→ **SUPPLIED PASSAGE**:
_ _ _

Bone metastases are a common manifestation of distant relapse from many types of solid cancers, especially those arising in the lung, breast, and prostate. As many as 80% of patients with solid tumours will develop painful bone metastases to the spine, pelvis, and extremities during the course of their illness.[1]
Metastatic bone tumours can arise in three ways: 1) On routine follow-ups of patients with a diagnosis of cancer with a suspicion of metastasis (bone scan etc.); 2) While evaluating pain, limitataion of motion in the extremities and pathologic fracture in a patient diagnosed as having cancer; 3) Diagnosing cancer in another part of the body in patients known to be otherwise normal having acute pain, function loss, pathologic fracture.
The exact incidence of bone metastasis is unkown, but it is estimated that 350 000 people die with bone metastases annually in the USA. Furhermore, once tumours metastasize to bone, they are usually incurable: only 20% of patients with breast cancer are still alive after five years ofthe discovery of bone metastasis.[2] Cancer cells follow two main dissemination pathways: 1) the lymphatic pathway, leading to the invasion of the lymph nodes draining the organs where the tumour evolves; and 2) the blood pathway, leading to the invasion of distant organs such as liver, brain, bone or lung.[3] Haematogenous pathway is the most common mechanism.

_ _ _

→ **TASK DETAILS**: Update the part of the bone metastases text that opens with "Bone metastases are" and closes with "loss, pathologic fracture.", replacing "pathologic fracture" with "pathological fracture" wherever it occurs there. The records that come next have nothing to do with this work.

_ _ _

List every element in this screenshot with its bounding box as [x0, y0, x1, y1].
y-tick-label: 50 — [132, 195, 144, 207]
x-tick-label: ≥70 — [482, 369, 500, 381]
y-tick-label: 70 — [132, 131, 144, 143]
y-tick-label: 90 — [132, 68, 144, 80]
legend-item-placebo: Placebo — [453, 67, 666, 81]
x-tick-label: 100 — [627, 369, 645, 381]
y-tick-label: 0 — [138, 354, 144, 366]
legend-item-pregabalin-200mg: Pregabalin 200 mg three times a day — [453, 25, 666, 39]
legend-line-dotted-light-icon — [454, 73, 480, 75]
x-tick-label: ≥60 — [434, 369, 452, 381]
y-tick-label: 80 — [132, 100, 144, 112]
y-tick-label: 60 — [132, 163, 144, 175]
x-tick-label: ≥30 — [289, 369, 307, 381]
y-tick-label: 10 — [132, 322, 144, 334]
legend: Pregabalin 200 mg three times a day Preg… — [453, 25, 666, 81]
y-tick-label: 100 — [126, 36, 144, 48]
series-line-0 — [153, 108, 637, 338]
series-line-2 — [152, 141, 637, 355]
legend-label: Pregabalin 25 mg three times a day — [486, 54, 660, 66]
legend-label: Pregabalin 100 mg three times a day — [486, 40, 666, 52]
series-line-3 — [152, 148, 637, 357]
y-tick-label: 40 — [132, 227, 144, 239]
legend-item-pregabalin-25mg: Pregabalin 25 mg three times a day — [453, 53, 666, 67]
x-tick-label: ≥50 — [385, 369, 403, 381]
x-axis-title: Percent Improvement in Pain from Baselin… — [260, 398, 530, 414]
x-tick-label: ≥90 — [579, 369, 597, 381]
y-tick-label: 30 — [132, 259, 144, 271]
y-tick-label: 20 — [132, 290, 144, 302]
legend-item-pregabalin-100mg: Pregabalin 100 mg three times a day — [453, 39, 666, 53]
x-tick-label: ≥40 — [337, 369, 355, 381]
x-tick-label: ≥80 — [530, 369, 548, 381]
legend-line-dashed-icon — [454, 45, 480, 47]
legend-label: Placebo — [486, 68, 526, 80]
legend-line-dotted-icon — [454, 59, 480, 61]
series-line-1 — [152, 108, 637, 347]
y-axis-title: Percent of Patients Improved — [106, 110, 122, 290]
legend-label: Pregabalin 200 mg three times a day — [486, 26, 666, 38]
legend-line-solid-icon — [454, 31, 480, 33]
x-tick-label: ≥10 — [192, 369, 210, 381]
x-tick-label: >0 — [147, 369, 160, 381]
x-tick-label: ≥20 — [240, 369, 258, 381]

_ _ _

→ **YOUR RESPONSE**:
Bone metastases are a common manifestation of distant relapse from many types of solid cancers, especially those arising in the lung, breast, and prostate. As many as 80% of patients with solid tumours will develop painful bone metastases to the spine, pelvis, and extremities during the course of their illness.[1]
Metastatic bone tumours can arise in three ways: 1) On routine follow-ups of patients with a diagnosis of cancer with a suspicion of metastasis (bone scan etc.); 2) While evaluating pain, limitataion of motion in the extremities and pathological fracture in a patient diagnosed as having cancer; 3) Diagnosing cancer in another part of the body in patients known to be otherwise normal having acute pain, function loss, pathological fracture.